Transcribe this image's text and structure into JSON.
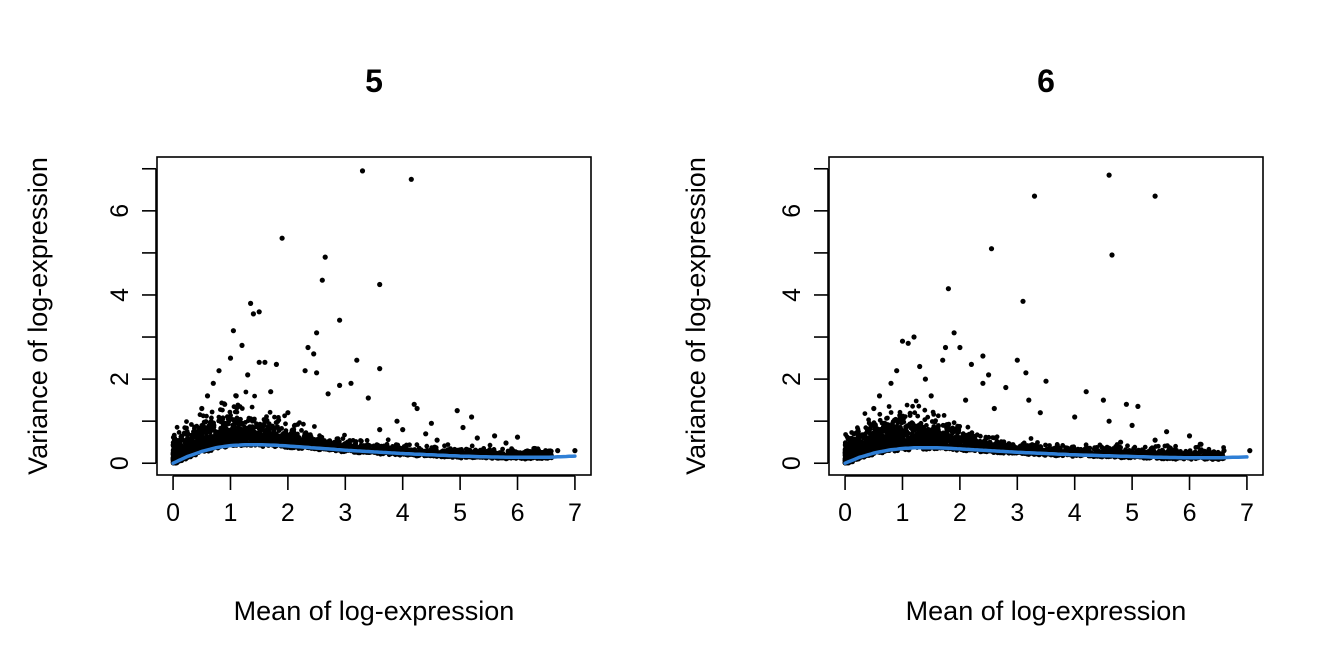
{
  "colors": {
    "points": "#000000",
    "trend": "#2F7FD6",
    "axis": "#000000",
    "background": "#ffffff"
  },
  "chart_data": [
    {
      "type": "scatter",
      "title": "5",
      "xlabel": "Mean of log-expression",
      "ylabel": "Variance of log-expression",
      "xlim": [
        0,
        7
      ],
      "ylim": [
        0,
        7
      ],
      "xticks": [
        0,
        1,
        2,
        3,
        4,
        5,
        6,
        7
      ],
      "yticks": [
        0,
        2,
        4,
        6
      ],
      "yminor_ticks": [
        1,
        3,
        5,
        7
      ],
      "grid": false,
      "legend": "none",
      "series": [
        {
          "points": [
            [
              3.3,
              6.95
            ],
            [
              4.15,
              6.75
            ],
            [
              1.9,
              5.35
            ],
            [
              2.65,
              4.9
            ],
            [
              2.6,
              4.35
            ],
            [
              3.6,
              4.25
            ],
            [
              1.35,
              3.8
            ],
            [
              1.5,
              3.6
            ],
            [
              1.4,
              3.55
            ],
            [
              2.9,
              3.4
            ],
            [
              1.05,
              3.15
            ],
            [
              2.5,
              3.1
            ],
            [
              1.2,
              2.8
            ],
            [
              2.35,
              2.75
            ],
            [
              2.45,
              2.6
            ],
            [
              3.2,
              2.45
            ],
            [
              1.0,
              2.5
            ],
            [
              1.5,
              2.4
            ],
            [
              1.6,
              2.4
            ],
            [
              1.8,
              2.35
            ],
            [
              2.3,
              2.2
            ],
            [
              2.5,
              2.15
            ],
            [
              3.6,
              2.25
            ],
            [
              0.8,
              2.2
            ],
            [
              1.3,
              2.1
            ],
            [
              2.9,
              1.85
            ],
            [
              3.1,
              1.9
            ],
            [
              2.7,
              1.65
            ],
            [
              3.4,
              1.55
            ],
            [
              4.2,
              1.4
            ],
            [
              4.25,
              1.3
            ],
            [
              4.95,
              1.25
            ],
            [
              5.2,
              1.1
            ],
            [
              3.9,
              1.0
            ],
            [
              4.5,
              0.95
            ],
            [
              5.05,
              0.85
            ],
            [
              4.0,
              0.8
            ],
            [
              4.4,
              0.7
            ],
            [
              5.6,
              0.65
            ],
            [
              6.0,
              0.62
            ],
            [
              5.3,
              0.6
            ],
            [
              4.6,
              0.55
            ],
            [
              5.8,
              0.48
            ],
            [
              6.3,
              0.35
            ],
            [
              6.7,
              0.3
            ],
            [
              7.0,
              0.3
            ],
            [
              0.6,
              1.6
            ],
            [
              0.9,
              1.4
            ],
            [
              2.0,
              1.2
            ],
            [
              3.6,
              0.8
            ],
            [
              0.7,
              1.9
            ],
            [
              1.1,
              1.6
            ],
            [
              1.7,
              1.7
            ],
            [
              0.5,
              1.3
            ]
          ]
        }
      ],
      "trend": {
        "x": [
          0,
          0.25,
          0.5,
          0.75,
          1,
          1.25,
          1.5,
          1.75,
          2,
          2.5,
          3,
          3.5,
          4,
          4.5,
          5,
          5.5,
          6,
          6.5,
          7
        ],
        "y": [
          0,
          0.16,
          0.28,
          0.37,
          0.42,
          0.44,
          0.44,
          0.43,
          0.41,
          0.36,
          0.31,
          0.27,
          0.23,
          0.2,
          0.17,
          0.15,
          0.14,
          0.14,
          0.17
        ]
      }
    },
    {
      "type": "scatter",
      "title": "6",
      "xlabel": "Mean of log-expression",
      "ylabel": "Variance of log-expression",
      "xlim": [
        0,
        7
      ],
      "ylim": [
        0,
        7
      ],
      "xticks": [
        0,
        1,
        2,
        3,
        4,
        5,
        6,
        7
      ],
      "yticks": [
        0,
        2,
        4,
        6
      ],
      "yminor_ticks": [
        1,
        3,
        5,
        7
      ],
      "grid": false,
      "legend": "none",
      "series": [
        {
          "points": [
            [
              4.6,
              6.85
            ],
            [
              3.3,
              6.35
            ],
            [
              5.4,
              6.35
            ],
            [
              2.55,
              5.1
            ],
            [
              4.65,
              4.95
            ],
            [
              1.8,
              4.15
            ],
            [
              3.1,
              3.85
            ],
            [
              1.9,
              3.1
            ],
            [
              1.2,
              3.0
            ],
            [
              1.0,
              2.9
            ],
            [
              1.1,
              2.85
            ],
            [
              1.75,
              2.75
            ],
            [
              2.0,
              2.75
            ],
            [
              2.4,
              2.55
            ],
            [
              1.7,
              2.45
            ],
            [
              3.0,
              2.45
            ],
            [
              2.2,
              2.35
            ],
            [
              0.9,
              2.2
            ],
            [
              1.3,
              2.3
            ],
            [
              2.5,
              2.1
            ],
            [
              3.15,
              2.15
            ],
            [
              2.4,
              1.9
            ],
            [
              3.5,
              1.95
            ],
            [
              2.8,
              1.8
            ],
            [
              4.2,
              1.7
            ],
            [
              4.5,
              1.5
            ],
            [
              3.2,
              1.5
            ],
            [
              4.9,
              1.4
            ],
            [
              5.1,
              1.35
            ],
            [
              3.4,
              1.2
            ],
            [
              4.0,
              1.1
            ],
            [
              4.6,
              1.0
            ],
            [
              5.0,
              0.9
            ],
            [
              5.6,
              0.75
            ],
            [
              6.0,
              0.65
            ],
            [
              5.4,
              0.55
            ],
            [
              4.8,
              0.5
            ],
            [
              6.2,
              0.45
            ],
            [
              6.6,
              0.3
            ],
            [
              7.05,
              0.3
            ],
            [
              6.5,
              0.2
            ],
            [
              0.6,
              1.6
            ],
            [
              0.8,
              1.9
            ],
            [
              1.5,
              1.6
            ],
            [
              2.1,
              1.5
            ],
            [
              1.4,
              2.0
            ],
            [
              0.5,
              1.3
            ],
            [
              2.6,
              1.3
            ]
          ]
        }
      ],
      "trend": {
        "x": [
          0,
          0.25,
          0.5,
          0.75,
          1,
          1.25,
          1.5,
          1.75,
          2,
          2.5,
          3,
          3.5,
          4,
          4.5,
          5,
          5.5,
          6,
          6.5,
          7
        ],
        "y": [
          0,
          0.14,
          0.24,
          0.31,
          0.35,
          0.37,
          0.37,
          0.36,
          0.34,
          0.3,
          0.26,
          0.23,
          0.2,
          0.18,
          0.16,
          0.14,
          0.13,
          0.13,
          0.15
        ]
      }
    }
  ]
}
---
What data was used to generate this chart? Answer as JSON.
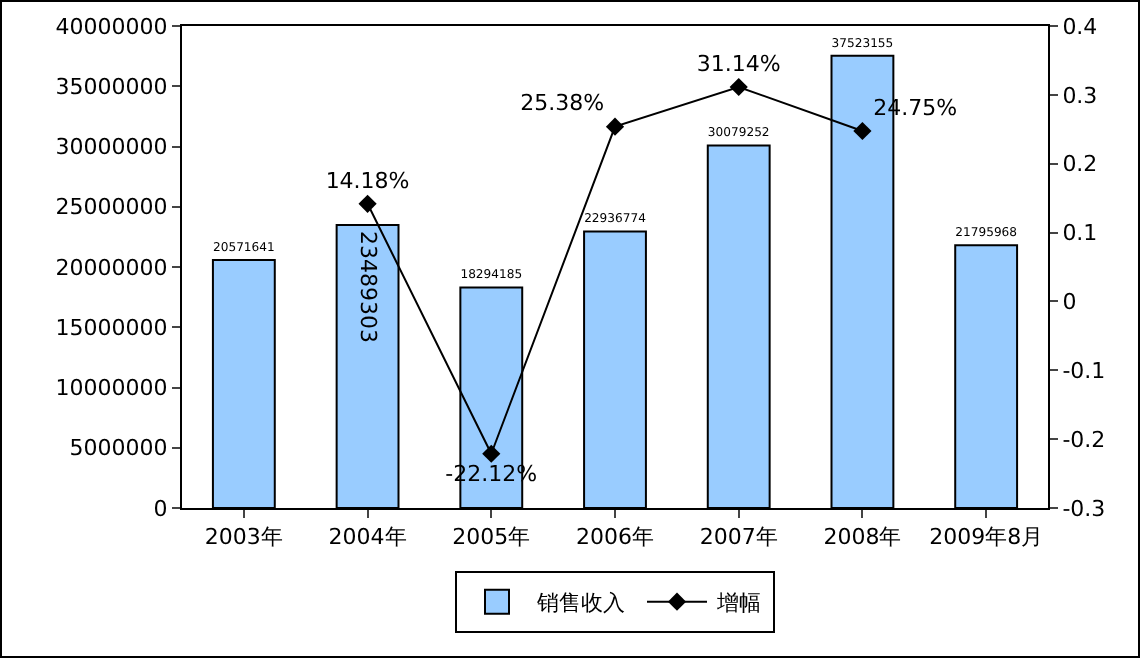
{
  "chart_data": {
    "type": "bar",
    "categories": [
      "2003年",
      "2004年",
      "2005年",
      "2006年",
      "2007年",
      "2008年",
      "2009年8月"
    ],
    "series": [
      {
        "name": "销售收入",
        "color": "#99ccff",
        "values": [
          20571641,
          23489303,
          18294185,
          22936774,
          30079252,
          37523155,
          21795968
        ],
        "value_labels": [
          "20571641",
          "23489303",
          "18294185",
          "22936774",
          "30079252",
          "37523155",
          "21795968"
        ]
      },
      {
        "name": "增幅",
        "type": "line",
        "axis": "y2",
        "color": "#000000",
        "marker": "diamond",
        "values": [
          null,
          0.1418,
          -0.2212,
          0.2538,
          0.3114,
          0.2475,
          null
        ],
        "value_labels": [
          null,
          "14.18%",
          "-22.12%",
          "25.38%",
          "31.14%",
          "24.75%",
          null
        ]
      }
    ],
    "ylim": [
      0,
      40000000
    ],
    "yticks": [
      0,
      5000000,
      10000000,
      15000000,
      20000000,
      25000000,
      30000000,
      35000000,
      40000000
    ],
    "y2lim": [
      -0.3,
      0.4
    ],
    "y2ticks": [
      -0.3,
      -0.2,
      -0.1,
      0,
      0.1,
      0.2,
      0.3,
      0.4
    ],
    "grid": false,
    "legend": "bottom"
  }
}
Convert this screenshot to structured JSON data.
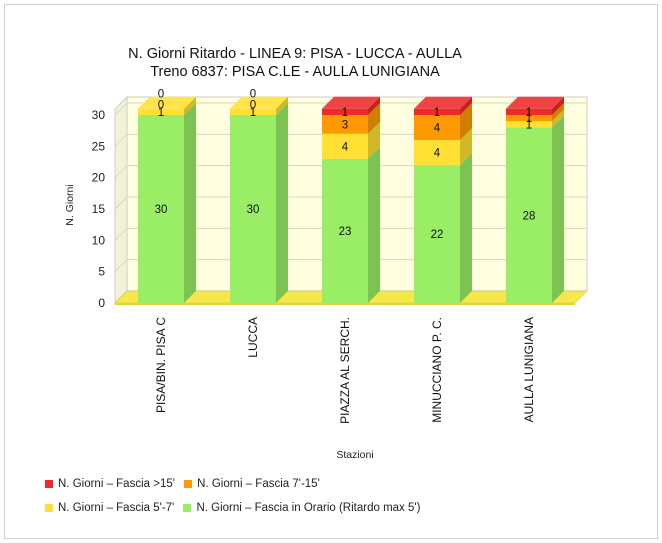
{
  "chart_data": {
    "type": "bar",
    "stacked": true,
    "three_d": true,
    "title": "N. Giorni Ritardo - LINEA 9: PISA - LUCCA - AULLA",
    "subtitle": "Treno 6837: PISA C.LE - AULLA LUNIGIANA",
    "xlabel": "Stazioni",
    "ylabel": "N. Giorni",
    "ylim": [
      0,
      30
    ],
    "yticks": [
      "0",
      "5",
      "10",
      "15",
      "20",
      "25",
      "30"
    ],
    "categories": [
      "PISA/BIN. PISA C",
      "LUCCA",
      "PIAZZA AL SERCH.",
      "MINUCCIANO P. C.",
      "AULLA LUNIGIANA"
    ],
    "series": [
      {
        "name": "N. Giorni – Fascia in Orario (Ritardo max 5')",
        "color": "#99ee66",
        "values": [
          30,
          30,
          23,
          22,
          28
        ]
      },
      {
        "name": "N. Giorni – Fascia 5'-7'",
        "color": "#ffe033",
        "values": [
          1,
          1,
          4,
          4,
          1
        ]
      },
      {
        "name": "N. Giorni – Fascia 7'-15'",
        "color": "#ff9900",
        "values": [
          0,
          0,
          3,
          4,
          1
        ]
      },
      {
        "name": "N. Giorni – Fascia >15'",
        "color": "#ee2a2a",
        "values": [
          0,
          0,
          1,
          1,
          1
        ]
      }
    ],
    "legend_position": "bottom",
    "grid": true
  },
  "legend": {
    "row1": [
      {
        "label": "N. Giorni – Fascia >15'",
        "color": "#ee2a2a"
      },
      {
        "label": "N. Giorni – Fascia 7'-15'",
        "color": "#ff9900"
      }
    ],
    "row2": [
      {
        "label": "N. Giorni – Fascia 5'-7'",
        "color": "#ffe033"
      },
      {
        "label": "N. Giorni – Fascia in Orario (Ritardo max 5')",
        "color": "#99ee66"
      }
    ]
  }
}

YOUR TASK
Check each line of the entries above, and show every one holding the word "Ritardo".

OUTPUT FOR THIS EXERCISE
    "title": "N. Giorni Ritardo - LINEA 9: PISA - LUCCA - AULLA",
        "name": "N. Giorni – Fascia in Orario (Ritardo max 5')",
        "label": "N. Giorni – Fascia in Orario (Ritardo max 5')",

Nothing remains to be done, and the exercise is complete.